_EXERCISE DETAILS:_ Search the listing below for the word "Solar" and copy each line that holds it.

Data listing
- - - -
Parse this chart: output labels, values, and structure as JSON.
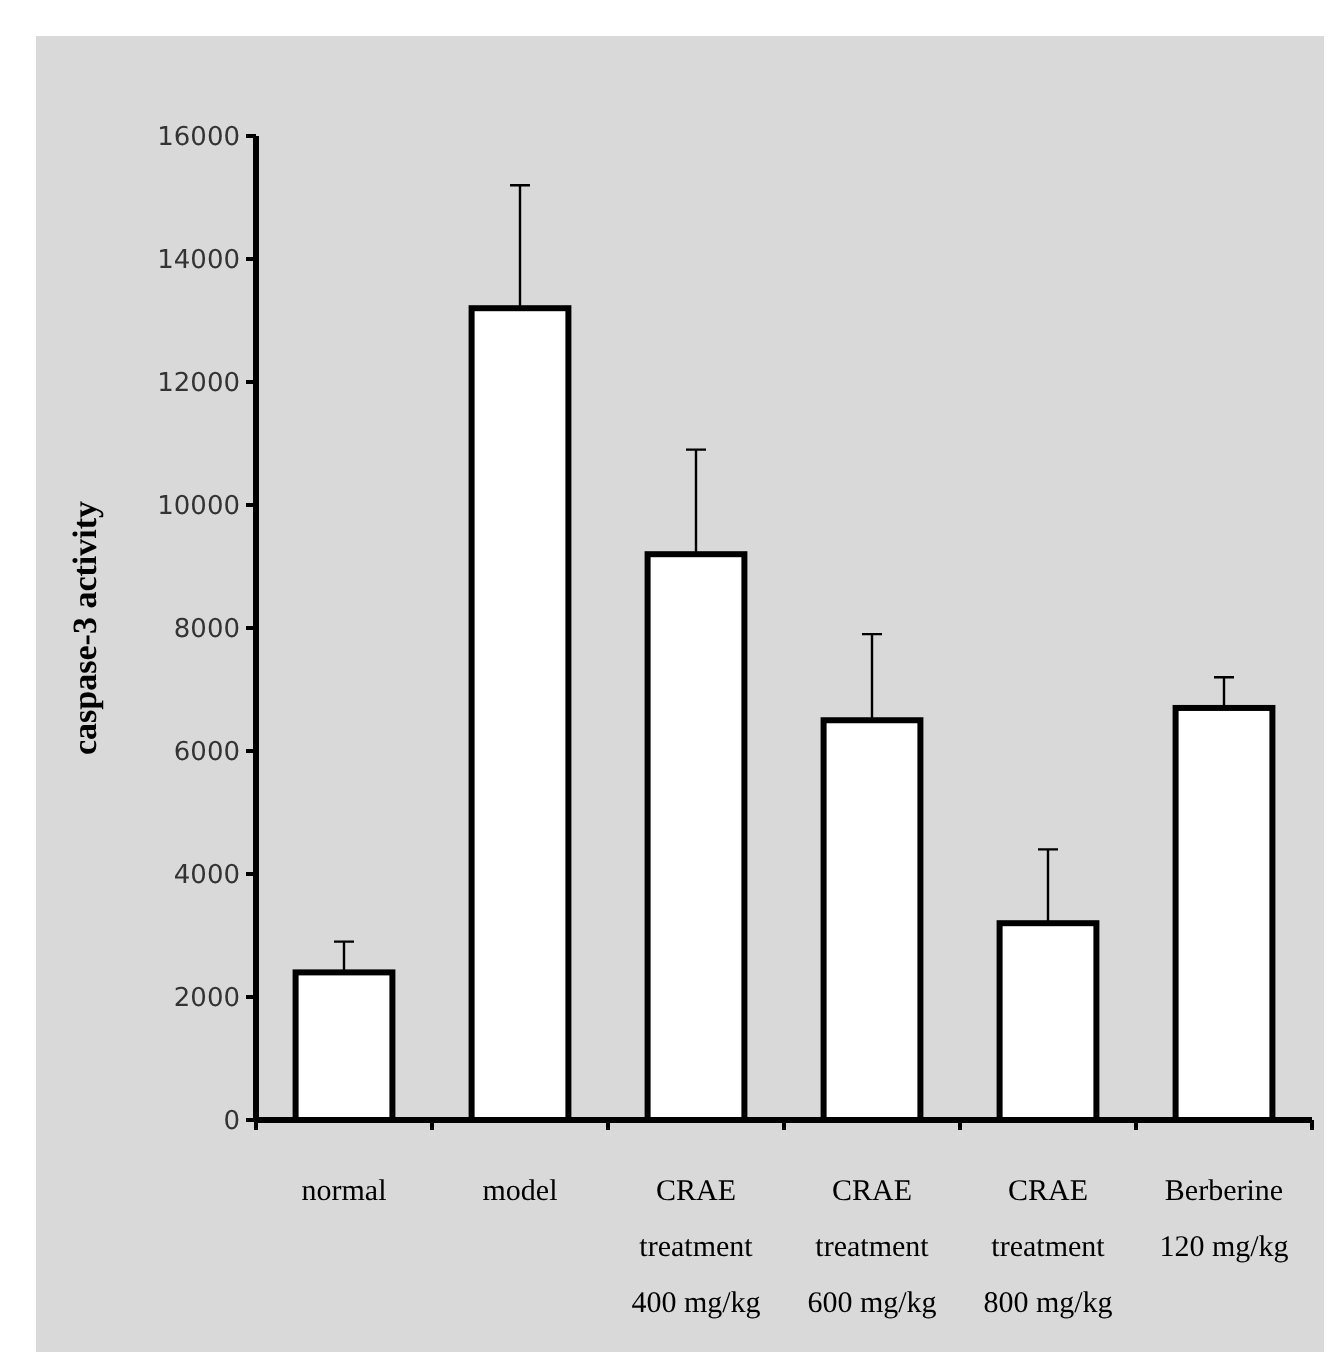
{
  "chart_data": {
    "type": "bar",
    "ylabel": "caspase-3 activity",
    "categories": [
      "normal",
      "model",
      "CRAE\ntreatment\n400 mg/kg",
      "CRAE\ntreatment\n600 mg/kg",
      "CRAE\ntreatment\n800 mg/kg",
      "Berberine\n120 mg/kg"
    ],
    "values": [
      2400,
      13200,
      9200,
      6500,
      3200,
      6700
    ],
    "errors": [
      [
        2400,
        2900
      ],
      [
        13200,
        15200
      ],
      [
        9200,
        10900
      ],
      [
        6500,
        7900
      ],
      [
        3200,
        4400
      ],
      [
        6700,
        7200
      ]
    ],
    "color": "#ffffff",
    "ylim": [
      0,
      16000
    ],
    "yticks": [
      0,
      2000,
      4000,
      6000,
      8000,
      10000,
      12000,
      14000,
      16000
    ],
    "grid": false
  }
}
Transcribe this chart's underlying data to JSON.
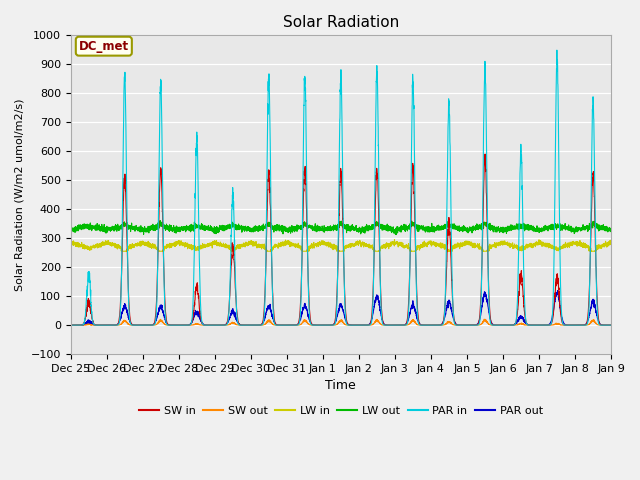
{
  "title": "Solar Radiation",
  "ylabel": "Solar Radiation (W/m2 umol/m2/s)",
  "xlabel": "Time",
  "annotation": "DC_met",
  "ylim": [
    -100,
    1000
  ],
  "fig_bg_color": "#f0f0f0",
  "plot_bg_color": "#e8e8e8",
  "colors": {
    "SW_in": "#cc0000",
    "SW_out": "#ff8800",
    "LW_in": "#cccc00",
    "LW_out": "#00bb00",
    "PAR_in": "#00ccdd",
    "PAR_out": "#0000cc"
  },
  "legend_labels": [
    "SW in",
    "SW out",
    "LW in",
    "LW out",
    "PAR in",
    "PAR out"
  ],
  "num_days": 15,
  "pts_per_day": 288,
  "tick_labels": [
    "Dec 25",
    "Dec 26",
    "Dec 27",
    "Dec 28",
    "Dec 29",
    "Dec 30",
    "Dec 31",
    "Jan 1",
    "Jan 2",
    "Jan 3",
    "Jan 4",
    "Jan 5",
    "Jan 6",
    "Jan 7",
    "Jan 8",
    "Jan 9"
  ]
}
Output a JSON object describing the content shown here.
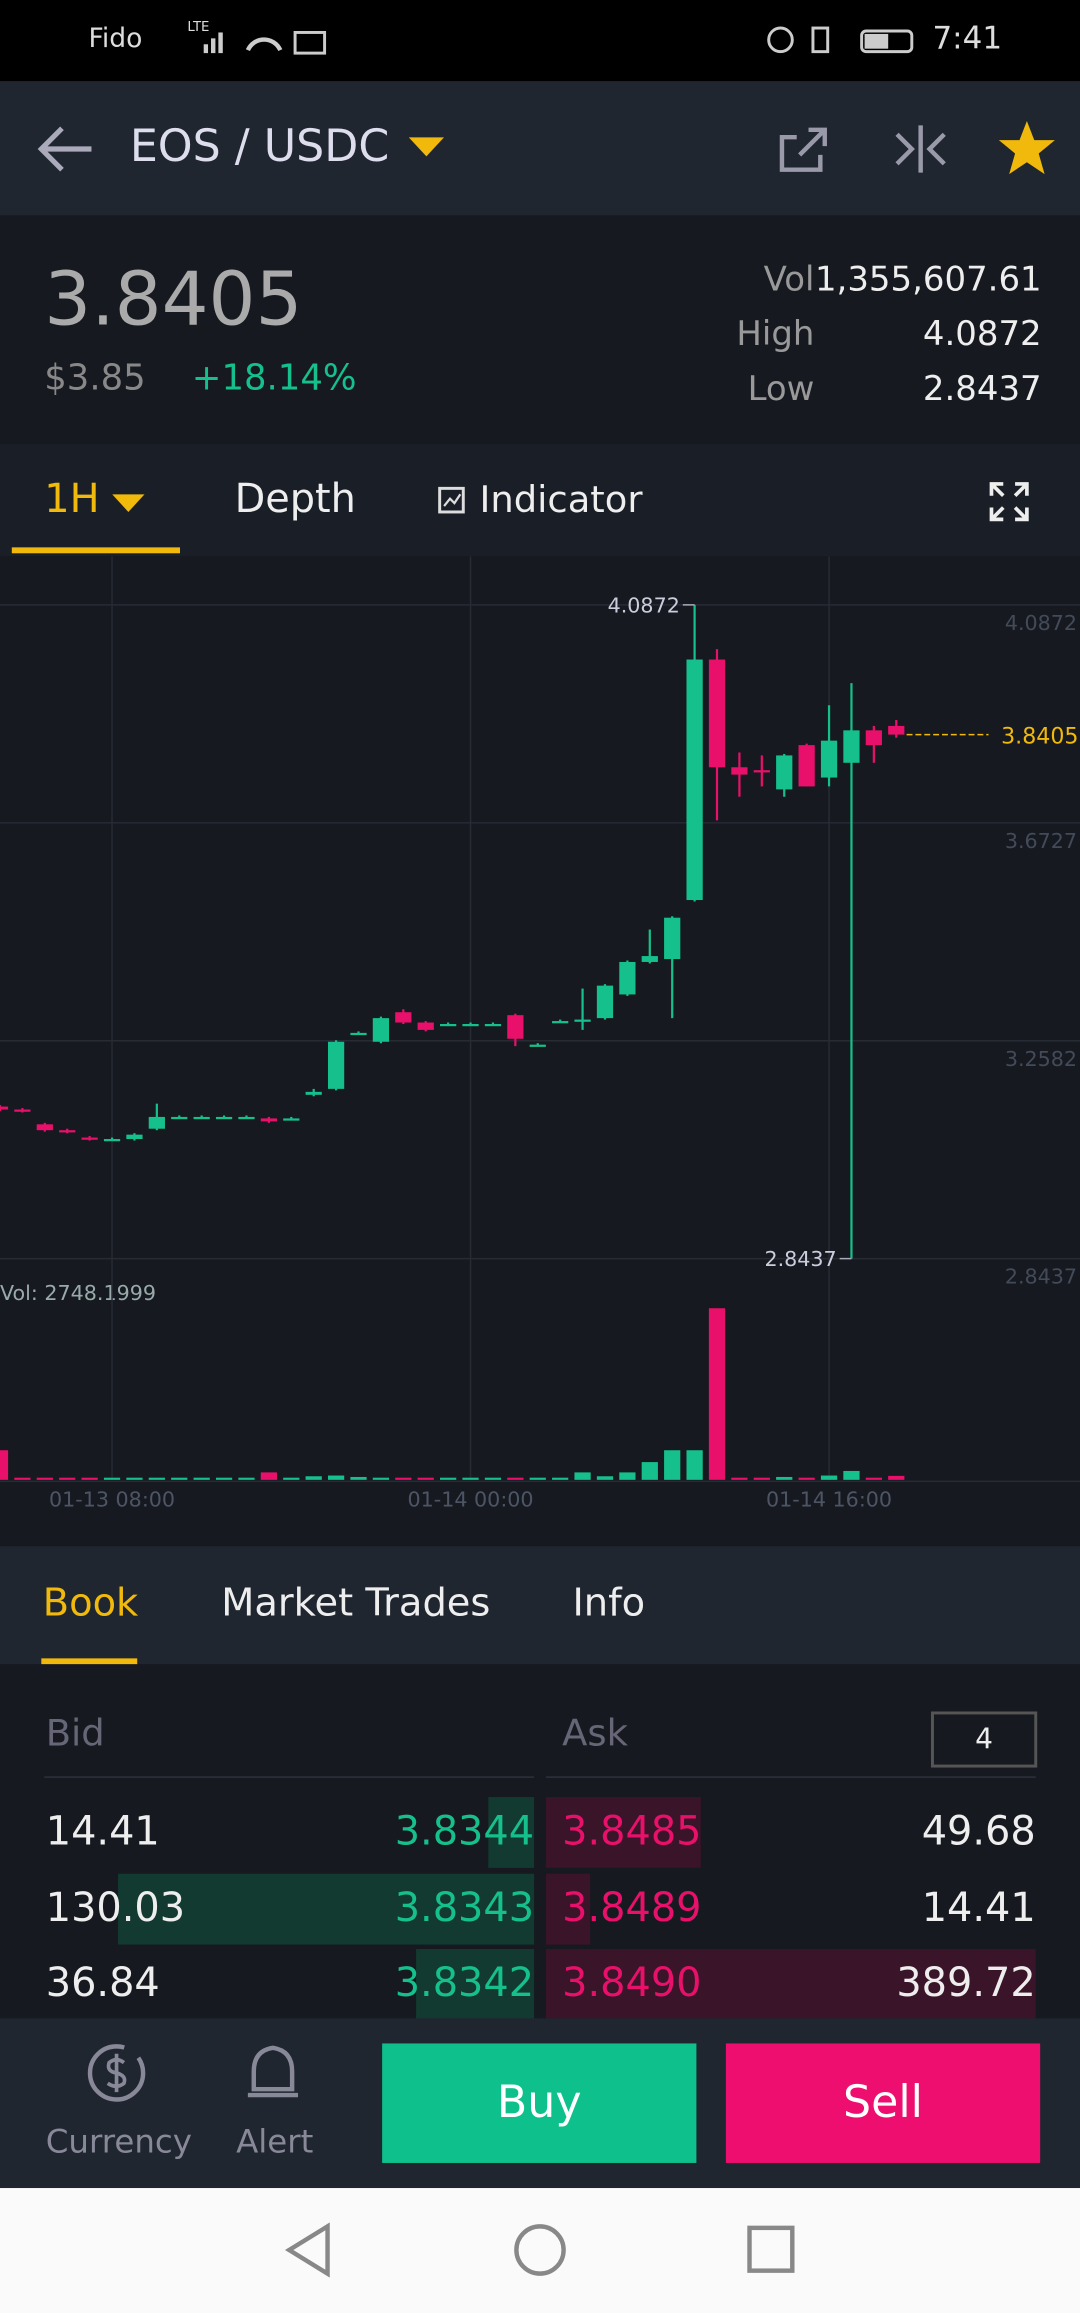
{
  "status_bar": {
    "carrier": "Fido",
    "network": "LTE",
    "time": "7:41"
  },
  "header": {
    "pair": "EOS / USDC"
  },
  "ticker": {
    "last": "3.8405",
    "usd": "$3.85",
    "change": "+18.14%",
    "stats": [
      {
        "label": "Vol",
        "value": "1,355,607.61"
      },
      {
        "label": "High",
        "value": "4.0872"
      },
      {
        "label": "Low",
        "value": "2.8437"
      }
    ]
  },
  "chart_tabs": {
    "interval": "1H",
    "depth": "Depth",
    "indicator": "Indicator"
  },
  "chart": {
    "type": "candlestick",
    "up_color": "#16c08c",
    "down_color": "#e8106a",
    "candles": [
      [
        3.1329,
        3.1357,
        3.1245,
        3.1273
      ],
      [
        3.1273,
        3.1301,
        3.1217,
        3.1245
      ],
      [
        3.0992,
        3.102,
        3.0852,
        3.088
      ],
      [
        3.088,
        3.0908,
        3.0823,
        3.0852
      ],
      [
        3.074,
        3.0768,
        3.0683,
        3.0712
      ],
      [
        3.0712,
        3.074,
        3.0683,
        3.0712
      ],
      [
        3.0712,
        3.0823,
        3.0683,
        3.0795
      ],
      [
        3.0908,
        3.1385,
        3.088,
        3.1132
      ],
      [
        3.1132,
        3.116,
        3.1104,
        3.1132
      ],
      [
        3.1132,
        3.116,
        3.1104,
        3.1132
      ],
      [
        3.1132,
        3.116,
        3.1104,
        3.1132
      ],
      [
        3.1132,
        3.116,
        3.1104,
        3.1132
      ],
      [
        3.1104,
        3.1132,
        3.102,
        3.1048
      ],
      [
        3.1104,
        3.1132,
        3.1076,
        3.1104
      ],
      [
        3.1553,
        3.1665,
        3.1525,
        3.1609
      ],
      [
        3.1666,
        3.259,
        3.1638,
        3.2562
      ],
      [
        3.2731,
        3.2759,
        3.2703,
        3.2731
      ],
      [
        3.2562,
        3.304,
        3.2534,
        3.3012
      ],
      [
        3.3124,
        3.318,
        3.29,
        3.2928
      ],
      [
        3.2928,
        3.2956,
        3.276,
        3.2788
      ],
      [
        3.29,
        3.2928,
        3.2872,
        3.29
      ],
      [
        3.29,
        3.2928,
        3.2872,
        3.29
      ],
      [
        3.29,
        3.2928,
        3.2872,
        3.29
      ],
      [
        3.3068,
        3.3096,
        3.2479,
        3.2619
      ],
      [
        3.2507,
        3.2535,
        3.2479,
        3.2507
      ],
      [
        3.2956,
        3.2984,
        3.2928,
        3.2956
      ],
      [
        3.2956,
        3.3574,
        3.2788,
        3.2984
      ],
      [
        3.3012,
        3.3658,
        3.2984,
        3.363
      ],
      [
        3.3462,
        3.4108,
        3.3434,
        3.408
      ],
      [
        3.408,
        3.4697,
        3.4052,
        3.4192
      ],
      [
        3.4136,
        3.495,
        3.3012,
        3.4922
      ],
      [
        3.5258,
        4.0872,
        3.523,
        3.9833
      ],
      [
        3.9833,
        4.003,
        3.6774,
        3.7784
      ],
      [
        3.7784,
        3.8065,
        3.7223,
        3.7644
      ],
      [
        3.7728,
        3.8009,
        3.7419,
        3.77
      ],
      [
        3.7363,
        3.8037,
        3.7223,
        3.8009
      ],
      [
        3.8205,
        3.8233,
        3.7419,
        3.7419
      ],
      [
        3.7588,
        3.8963,
        3.7419,
        3.829
      ],
      [
        3.7869,
        3.9384,
        2.8437,
        3.8486
      ],
      [
        3.8486,
        3.857,
        3.7869,
        3.8205
      ],
      [
        3.857,
        3.8683,
        3.8346,
        3.8405
      ]
    ],
    "volumes": [
      20700,
      1500,
      1500,
      1500,
      1500,
      1500,
      1500,
      1500,
      1500,
      1500,
      1500,
      1500,
      5200,
      1500,
      2500,
      3000,
      2000,
      1500,
      1500,
      1500,
      1500,
      1500,
      1500,
      1500,
      1500,
      1500,
      5200,
      2500,
      5200,
      12400,
      20700,
      20700,
      120000,
      1500,
      1500,
      2000,
      1500,
      3000,
      6200,
      1500,
      2748.1999
    ],
    "volume_label": "Vol: 2748.1999",
    "ylim": [
      2.8102,
      4.1798
    ],
    "yticks": [
      4.0872,
      3.6727,
      3.2582,
      2.8437
    ],
    "xlim": [
      0,
      48.2
    ],
    "xticks": [
      {
        "value": 5,
        "label": "01-13 08:00"
      },
      {
        "value": 21,
        "label": "01-14 00:00"
      },
      {
        "value": 37,
        "label": "01-14 16:00"
      }
    ],
    "vol_ylim": [
      0,
      130000
    ],
    "high_index": 31,
    "low_index": 38,
    "grid": true
  },
  "book": {
    "tabs": [
      "Book",
      "Market Trades",
      "Info"
    ],
    "bid_header": "Bid",
    "ask_header": "Ask",
    "depth": "4",
    "rows": [
      {
        "bid_qty": "14.41",
        "bid_price": "3.8344",
        "ask_price": "3.8485",
        "ask_qty": "49.68"
      },
      {
        "bid_qty": "130.03",
        "bid_price": "3.8343",
        "ask_price": "3.8489",
        "ask_qty": "14.41"
      },
      {
        "bid_qty": "36.84",
        "bid_price": "3.8342",
        "ask_price": "3.8490",
        "ask_qty": "389.72"
      }
    ]
  },
  "footer": {
    "currency": "Currency",
    "alert": "Alert",
    "buy": "Buy",
    "sell": "Sell"
  }
}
- - - -
_SOLUTION TO THE PROBLEM:_
  "title": "Solar Radiation",
  "ylabel": "Solar Radiation (W/m2 umol/m2/s)",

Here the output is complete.